> [AIM OF THE EXERCISE] Transcribe the full listing below exactly.

> [DATA ENTRIES]
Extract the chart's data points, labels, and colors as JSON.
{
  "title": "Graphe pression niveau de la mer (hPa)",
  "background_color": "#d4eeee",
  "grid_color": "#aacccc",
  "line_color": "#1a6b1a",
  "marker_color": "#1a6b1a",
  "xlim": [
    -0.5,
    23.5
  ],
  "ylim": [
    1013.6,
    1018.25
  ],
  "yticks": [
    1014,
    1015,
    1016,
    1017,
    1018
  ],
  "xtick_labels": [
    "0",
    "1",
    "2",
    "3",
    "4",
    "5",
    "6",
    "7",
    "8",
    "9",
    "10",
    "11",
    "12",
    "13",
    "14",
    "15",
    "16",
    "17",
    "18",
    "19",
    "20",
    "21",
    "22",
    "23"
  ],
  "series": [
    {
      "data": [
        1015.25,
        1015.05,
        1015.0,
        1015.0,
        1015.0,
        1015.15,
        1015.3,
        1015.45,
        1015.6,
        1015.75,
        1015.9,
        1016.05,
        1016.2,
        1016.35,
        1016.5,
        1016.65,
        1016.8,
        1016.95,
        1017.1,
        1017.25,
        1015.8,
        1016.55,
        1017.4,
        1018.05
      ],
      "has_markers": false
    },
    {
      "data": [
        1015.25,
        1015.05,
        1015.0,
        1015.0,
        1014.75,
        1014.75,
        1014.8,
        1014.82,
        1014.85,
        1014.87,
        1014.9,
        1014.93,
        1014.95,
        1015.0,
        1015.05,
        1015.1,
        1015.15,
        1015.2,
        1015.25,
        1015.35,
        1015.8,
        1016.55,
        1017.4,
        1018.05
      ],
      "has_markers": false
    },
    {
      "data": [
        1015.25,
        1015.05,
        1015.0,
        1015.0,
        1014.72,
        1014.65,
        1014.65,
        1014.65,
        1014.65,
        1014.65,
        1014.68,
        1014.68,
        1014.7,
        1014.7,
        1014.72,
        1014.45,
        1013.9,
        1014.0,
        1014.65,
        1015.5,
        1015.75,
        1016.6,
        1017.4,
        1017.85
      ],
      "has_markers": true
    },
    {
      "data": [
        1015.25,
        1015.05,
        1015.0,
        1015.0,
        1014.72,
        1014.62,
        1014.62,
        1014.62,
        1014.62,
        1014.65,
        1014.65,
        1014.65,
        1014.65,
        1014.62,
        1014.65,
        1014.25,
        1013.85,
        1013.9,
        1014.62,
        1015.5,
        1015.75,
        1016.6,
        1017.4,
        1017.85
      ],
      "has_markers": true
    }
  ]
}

> [RIGHT ANSWER]
Extract the chart's data points, labels, and colors as JSON.
{
  "title": "Graphe pression niveau de la mer (hPa)",
  "background_color": "#d4eeee",
  "grid_color": "#aacccc",
  "line_color": "#1a6b1a",
  "marker_color": "#1a6b1a",
  "xlim": [
    -0.5,
    23.5
  ],
  "ylim": [
    1013.6,
    1018.25
  ],
  "yticks": [
    1014,
    1015,
    1016,
    1017,
    1018
  ],
  "xtick_labels": [
    "0",
    "1",
    "2",
    "3",
    "4",
    "5",
    "6",
    "7",
    "8",
    "9",
    "10",
    "11",
    "12",
    "13",
    "14",
    "15",
    "16",
    "17",
    "18",
    "19",
    "20",
    "21",
    "22",
    "23"
  ],
  "series": [
    {
      "data": [
        1015.25,
        1015.05,
        1015.0,
        1015.0,
        1015.0,
        1015.15,
        1015.3,
        1015.45,
        1015.6,
        1015.75,
        1015.9,
        1016.05,
        1016.2,
        1016.35,
        1016.5,
        1016.65,
        1016.8,
        1016.95,
        1017.1,
        1017.25,
        1015.8,
        1016.55,
        1017.4,
        1018.05
      ],
      "has_markers": false
    },
    {
      "data": [
        1015.25,
        1015.05,
        1015.0,
        1015.0,
        1014.75,
        1014.75,
        1014.8,
        1014.82,
        1014.85,
        1014.87,
        1014.9,
        1014.93,
        1014.95,
        1015.0,
        1015.05,
        1015.1,
        1015.15,
        1015.2,
        1015.25,
        1015.35,
        1015.8,
        1016.55,
        1017.4,
        1018.05
      ],
      "has_markers": false
    },
    {
      "data": [
        1015.25,
        1015.05,
        1015.0,
        1015.0,
        1014.72,
        1014.65,
        1014.65,
        1014.65,
        1014.65,
        1014.65,
        1014.68,
        1014.68,
        1014.7,
        1014.7,
        1014.72,
        1014.45,
        1013.9,
        1014.0,
        1014.65,
        1015.5,
        1015.75,
        1016.6,
        1017.4,
        1017.85
      ],
      "has_markers": true
    },
    {
      "data": [
        1015.25,
        1015.05,
        1015.0,
        1015.0,
        1014.72,
        1014.62,
        1014.62,
        1014.62,
        1014.62,
        1014.65,
        1014.65,
        1014.65,
        1014.65,
        1014.62,
        1014.65,
        1014.25,
        1013.85,
        1013.9,
        1014.62,
        1015.5,
        1015.75,
        1016.6,
        1017.4,
        1017.85
      ],
      "has_markers": true
    }
  ]
}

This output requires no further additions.